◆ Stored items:
------------------------

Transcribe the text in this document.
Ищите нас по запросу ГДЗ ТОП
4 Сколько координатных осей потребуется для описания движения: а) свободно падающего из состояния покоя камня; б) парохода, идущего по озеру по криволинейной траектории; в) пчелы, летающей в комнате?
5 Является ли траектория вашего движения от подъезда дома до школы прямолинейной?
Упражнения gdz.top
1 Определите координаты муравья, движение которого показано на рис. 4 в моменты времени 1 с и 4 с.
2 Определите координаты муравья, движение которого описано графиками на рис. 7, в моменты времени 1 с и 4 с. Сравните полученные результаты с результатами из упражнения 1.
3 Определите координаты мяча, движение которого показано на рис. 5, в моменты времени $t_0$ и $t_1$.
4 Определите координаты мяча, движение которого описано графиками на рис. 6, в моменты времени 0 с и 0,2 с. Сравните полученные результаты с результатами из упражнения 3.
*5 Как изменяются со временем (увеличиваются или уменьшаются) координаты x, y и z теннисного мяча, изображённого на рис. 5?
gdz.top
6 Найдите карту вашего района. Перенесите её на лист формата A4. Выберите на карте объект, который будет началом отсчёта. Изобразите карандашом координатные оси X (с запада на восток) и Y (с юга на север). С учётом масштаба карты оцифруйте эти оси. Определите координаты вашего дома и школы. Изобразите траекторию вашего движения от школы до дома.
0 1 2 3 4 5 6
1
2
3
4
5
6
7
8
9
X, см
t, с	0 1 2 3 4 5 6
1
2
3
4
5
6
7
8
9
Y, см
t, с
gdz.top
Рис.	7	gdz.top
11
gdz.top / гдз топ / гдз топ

------------------------

◆ What is being asked:
Make an exact copy of the material above.

◆ Output of the exercise:
Transcribe the text in this document.
Ищите нас по запросу ГДЗ ТОП
4 Сколько координатных осей потребуется для описания движения: а) свободно падающего из состояния покоя камня; б) парохода, идущего по озеру по криволинейной траектории; в) пчелы, летающей в комнате?
5 Является ли траектория вашего движения от подъезда дома до школы прямолинейной?
Упражнения gdz.top
1 Определите координаты муравья, движение которого показано на рис. 4 в моменты времени 1 с и 4 с.
2 Определите координаты муравья, движение которого описано графиками на рис. 7, в моменты времени 1 с и 4 с. Сравните полученные результаты с результатами из упражнения 1.
3 Определите координаты мяча, движение которого показано на рис. 5, в моменты времени $t_0$ и $t_1$.
4 Определите координаты мяча, движение которого описано графиками на рис. 6, в моменты времени 0 с и 0,2 с. Сравните полученные результаты с результатами из упражнения 3.
*5 Как изменяются со временем (увеличиваются или уменьшаются) координаты x, y и z теннисного мяча, изображённого на рис. 5?
gdz.top
6 Найдите карту вашего района. Перенесите её на лист формата A4. Выберите на карте объект, который будет началом отсчёта. Изобразите карандашом координатные оси X (с запада на восток) и Y (с юга на север). С учётом масштаба карты оцифруйте эти оси. Определите координаты вашего дома и школы. Изобразите траекторию вашего движения от школы до дома.
0 1 2 3 4 5 6
1
2
3
4
5
6
7
8
9
X, см
t, с	0 1 2 3 4 5 6
1
2
3
4
5
6
7
8
9
Y, см
t, с
gdz.top
Рис.	7	gdz.top
11
gdz.top / гдз топ / гдз топ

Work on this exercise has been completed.